[Your task] Repeat exactly each line of the data provided below.

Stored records
---
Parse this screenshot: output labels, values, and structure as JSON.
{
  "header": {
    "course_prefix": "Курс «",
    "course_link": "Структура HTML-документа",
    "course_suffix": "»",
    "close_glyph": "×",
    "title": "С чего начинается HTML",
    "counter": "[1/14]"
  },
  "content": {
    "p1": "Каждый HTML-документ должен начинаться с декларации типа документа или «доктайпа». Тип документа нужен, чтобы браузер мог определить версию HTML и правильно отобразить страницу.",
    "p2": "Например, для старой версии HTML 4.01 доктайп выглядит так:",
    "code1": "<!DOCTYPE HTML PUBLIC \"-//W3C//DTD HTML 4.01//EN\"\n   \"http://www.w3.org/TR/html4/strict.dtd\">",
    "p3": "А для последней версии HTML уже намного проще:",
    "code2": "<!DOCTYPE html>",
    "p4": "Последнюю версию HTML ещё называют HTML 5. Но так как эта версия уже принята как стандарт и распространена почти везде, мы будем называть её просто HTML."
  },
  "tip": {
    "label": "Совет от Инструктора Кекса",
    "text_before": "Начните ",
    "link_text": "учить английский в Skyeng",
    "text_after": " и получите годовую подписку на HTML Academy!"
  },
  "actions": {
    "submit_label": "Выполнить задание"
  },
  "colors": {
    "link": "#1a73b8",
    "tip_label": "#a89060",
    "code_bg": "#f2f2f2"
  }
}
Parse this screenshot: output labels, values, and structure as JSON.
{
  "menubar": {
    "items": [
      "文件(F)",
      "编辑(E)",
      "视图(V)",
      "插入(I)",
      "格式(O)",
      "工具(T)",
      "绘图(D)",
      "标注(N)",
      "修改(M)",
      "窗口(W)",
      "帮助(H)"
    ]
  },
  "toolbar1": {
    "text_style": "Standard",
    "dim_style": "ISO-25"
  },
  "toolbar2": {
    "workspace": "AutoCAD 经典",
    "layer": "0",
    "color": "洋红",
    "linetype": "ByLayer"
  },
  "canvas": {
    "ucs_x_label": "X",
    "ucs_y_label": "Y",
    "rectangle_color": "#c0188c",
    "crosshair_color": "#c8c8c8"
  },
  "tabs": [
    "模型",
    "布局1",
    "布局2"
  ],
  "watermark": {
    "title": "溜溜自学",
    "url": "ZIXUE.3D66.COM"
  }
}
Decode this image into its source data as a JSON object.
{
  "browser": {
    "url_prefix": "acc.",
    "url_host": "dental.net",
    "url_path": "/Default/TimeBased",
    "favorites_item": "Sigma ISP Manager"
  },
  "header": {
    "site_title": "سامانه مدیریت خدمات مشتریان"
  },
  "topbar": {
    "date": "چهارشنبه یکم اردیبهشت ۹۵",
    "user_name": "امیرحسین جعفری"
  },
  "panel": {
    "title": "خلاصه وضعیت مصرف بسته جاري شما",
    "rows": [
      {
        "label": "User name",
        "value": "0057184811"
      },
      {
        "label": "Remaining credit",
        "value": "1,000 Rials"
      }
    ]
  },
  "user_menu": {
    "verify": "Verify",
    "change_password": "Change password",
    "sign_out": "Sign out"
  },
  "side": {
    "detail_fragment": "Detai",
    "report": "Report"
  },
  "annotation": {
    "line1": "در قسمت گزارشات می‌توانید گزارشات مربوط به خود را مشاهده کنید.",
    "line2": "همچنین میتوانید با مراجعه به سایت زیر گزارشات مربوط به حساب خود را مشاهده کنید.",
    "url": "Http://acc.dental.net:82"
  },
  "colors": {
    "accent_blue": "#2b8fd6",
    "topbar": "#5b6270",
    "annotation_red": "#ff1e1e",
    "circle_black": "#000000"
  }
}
---
[Result of the exercise]
Parse this screenshot: output labels, values, and structure as JSON.
{
  "header": {
    "course_prefix": "Курс «",
    "course_link": "Структура HTML-документа",
    "course_suffix": "»",
    "close_glyph": "×",
    "title": "С чего начинается HTML",
    "counter": "[1/14]"
  },
  "content": {
    "p1": "Каждый HTML-документ должен начинаться с декларации типа документа или «доктайпа». Тип документа нужен, чтобы браузер мог определить версию HTML и правильно отобразить страницу.",
    "p2": "Например, для старой версии HTML 4.01 доктайп выглядит так:",
    "code1": "<!DOCTYPE HTML PUBLIC \"-//W3C//DTD HTML 4.01//EN\"\n   \"http://www.w3.org/TR/html4/strict.dtd\">",
    "p3": "А для последней версии HTML уже намного проще:",
    "code2": "<!DOCTYPE html>",
    "p4": "Последнюю версию HTML ещё называют HTML 5. Но так как эта версия уже принята как стандарт и распространена почти везде, мы будем называть её просто HTML."
  },
  "tip": {
    "label": "Совет от Инструктора Кекса",
    "text_before": "Начните ",
    "link_text": "учить английский в Skyeng",
    "text_after": " и получите годовую подписку на HTML Academy!"
  },
  "actions": {
    "submit_label": "Выполнить задание"
  },
  "colors": {
    "link": "#1a73b8",
    "tip_label": "#a89060",
    "code_bg": "#f2f2f2"
  }
}
Parse this screenshot: output labels, values, and structure as JSON.
{
  "menubar": {
    "items": [
      "文件(F)",
      "编辑(E)",
      "视图(V)",
      "插入(I)",
      "格式(O)",
      "工具(T)",
      "绘图(D)",
      "标注(N)",
      "修改(M)",
      "窗口(W)",
      "帮助(H)"
    ]
  },
  "toolbar1": {
    "text_style": "Standard",
    "dim_style": "ISO-25"
  },
  "toolbar2": {
    "workspace": "AutoCAD 经典",
    "layer": "0",
    "color": "洋红",
    "linetype": "ByLayer"
  },
  "canvas": {
    "ucs_x_label": "X",
    "ucs_y_label": "Y",
    "rectangle_color": "#c0188c",
    "crosshair_color": "#c8c8c8"
  },
  "tabs": [
    "模型",
    "布局1",
    "布局2"
  ],
  "watermark": {
    "title": "溜溜自学",
    "url": "ZIXUE.3D66.COM"
  }
}
Decode this image into its source data as a JSON object.
{
  "browser": {
    "url_prefix": "acc.",
    "url_host": "dental.net",
    "url_path": "/Default/TimeBased",
    "favorites_item": "Sigma ISP Manager"
  },
  "header": {
    "site_title": "سامانه مدیریت خدمات مشتریان"
  },
  "topbar": {
    "date": "چهارشنبه یکم اردیبهشت ۹۵",
    "user_name": "امیرحسین جعفری"
  },
  "panel": {
    "title": "خلاصه وضعیت مصرف بسته جاري شما",
    "rows": [
      {
        "label": "User name",
        "value": "0057184811"
      },
      {
        "label": "Remaining credit",
        "value": "1,000 Rials"
      }
    ]
  },
  "user_menu": {
    "verify": "Verify",
    "change_password": "Change password",
    "sign_out": "Sign out"
  },
  "side": {
    "detail_fragment": "Detai",
    "report": "Report"
  },
  "annotation": {
    "line1": "در قسمت گزارشات می‌توانید گزارشات مربوط به خود را مشاهده کنید.",
    "line2": "همچنین میتوانید با مراجعه به سایت زیر گزارشات مربوط به حساب خود را مشاهده کنید.",
    "url": "Http://acc.dental.net:82"
  },
  "colors": {
    "accent_blue": "#2b8fd6",
    "topbar": "#5b6270",
    "annotation_red": "#ff1e1e",
    "circle_black": "#000000"
  }
}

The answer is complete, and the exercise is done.